■ EXTRACTED INFORMATION:
☆ ☆ ☆ ☆ ☆

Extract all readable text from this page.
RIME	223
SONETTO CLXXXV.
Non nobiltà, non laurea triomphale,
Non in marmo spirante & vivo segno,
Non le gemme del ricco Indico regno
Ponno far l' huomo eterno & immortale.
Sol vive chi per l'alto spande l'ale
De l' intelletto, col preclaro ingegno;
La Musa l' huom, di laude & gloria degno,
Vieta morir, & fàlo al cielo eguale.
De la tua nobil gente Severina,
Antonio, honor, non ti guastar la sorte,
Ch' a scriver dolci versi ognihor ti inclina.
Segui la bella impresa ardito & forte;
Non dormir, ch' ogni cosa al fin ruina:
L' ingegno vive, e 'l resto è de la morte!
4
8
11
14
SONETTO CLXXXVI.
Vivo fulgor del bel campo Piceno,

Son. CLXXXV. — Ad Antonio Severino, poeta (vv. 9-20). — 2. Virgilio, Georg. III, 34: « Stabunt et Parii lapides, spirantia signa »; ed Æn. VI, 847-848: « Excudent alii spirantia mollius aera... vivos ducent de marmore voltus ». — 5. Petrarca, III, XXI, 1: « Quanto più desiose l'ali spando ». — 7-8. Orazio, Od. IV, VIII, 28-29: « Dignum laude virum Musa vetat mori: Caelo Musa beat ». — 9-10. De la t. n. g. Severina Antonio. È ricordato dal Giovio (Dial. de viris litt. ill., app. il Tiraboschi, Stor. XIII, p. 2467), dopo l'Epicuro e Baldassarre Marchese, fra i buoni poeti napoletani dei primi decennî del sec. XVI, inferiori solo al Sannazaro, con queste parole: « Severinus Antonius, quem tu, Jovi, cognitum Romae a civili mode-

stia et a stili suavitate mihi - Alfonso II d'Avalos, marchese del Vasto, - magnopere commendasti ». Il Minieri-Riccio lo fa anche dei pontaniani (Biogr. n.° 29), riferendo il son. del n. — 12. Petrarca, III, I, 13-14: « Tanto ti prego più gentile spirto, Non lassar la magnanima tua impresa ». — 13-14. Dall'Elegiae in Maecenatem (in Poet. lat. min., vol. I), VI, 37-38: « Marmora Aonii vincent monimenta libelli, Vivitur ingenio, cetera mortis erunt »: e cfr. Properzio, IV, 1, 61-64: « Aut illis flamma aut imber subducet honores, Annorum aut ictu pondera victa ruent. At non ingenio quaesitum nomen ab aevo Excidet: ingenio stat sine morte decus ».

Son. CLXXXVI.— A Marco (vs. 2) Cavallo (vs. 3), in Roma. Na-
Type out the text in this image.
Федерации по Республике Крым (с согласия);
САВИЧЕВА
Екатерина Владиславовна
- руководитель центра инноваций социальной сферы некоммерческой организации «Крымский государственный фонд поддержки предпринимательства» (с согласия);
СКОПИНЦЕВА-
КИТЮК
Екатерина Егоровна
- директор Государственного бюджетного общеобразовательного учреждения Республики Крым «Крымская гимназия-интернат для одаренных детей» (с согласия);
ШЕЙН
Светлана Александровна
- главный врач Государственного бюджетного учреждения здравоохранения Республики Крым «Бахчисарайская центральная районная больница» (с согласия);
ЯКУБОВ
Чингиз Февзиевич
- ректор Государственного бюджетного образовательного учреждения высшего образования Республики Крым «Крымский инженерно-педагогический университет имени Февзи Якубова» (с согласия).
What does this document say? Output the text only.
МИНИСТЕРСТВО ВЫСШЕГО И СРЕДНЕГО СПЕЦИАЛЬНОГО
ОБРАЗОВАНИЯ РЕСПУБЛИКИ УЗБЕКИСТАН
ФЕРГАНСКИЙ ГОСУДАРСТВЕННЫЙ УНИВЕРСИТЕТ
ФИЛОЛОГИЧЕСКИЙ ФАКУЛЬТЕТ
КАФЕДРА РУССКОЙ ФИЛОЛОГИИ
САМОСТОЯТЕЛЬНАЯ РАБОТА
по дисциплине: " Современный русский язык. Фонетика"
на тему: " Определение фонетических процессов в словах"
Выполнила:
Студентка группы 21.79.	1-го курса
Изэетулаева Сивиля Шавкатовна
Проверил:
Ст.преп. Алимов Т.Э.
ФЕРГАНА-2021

☆ ☆ ☆ ☆ ☆

Find the string "ingegno" in the records, then copy each line where it occurs.

■ RESPONSE TO THE EXERCISE:
De l' intelletto, col preclaro ingegno;
L' ingegno vive, e 'l resto è de la morte!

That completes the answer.